-- start DATASET ROWS --

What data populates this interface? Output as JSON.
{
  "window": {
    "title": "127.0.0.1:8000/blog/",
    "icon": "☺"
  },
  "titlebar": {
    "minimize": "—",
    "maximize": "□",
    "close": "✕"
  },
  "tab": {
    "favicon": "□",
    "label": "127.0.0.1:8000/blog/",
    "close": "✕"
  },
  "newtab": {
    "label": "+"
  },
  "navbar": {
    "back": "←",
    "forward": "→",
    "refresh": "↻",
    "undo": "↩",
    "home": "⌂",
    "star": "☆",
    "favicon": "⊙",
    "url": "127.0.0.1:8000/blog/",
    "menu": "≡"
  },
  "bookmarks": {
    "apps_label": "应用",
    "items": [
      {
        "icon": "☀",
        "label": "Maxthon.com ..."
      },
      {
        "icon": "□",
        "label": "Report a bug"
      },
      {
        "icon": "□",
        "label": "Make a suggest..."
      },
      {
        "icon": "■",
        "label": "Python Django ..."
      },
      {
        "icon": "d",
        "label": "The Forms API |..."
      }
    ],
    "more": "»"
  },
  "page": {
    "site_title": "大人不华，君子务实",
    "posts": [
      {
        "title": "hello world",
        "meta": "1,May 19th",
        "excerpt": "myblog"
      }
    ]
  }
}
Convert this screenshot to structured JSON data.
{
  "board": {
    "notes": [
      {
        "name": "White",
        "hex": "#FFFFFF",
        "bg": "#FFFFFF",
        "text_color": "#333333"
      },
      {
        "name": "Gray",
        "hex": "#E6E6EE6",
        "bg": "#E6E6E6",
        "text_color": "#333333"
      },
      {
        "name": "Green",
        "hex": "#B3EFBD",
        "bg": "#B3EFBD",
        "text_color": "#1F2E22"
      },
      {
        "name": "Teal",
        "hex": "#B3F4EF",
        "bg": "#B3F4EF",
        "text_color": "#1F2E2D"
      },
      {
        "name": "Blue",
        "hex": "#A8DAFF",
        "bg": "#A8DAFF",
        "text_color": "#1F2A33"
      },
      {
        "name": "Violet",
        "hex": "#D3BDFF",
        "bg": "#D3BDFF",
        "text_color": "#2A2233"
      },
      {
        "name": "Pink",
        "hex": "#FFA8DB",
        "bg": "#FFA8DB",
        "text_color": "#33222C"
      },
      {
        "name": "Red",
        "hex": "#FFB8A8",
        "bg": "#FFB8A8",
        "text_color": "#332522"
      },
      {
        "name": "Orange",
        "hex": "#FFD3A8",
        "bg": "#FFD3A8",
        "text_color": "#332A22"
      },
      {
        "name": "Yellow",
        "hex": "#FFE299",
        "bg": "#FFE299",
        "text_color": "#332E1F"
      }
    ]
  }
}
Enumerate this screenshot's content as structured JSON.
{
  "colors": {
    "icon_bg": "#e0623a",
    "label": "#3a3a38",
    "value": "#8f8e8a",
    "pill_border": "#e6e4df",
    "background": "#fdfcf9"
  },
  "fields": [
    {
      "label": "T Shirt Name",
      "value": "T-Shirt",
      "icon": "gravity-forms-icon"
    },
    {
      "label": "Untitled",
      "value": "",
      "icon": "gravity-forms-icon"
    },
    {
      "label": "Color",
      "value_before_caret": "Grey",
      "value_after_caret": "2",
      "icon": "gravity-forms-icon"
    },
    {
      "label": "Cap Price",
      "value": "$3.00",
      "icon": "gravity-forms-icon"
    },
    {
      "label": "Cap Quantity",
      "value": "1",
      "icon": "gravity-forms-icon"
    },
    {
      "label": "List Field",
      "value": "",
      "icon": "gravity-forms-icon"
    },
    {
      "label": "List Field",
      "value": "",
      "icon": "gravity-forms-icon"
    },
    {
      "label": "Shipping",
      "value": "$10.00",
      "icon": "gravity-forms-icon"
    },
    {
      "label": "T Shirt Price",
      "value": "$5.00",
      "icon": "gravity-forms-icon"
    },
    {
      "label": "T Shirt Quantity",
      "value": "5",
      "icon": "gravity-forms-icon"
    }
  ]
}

-- end DATASET ROWS --

WHAT THE TASK ASKS » Filter the records above for lines containing the word "JSON", and copy those lines.

THE OUTPUT »
What data populates this interface? Output as JSON.
Convert this screenshot to structured JSON data.
Enumerate this screenshot's content as structured JSON.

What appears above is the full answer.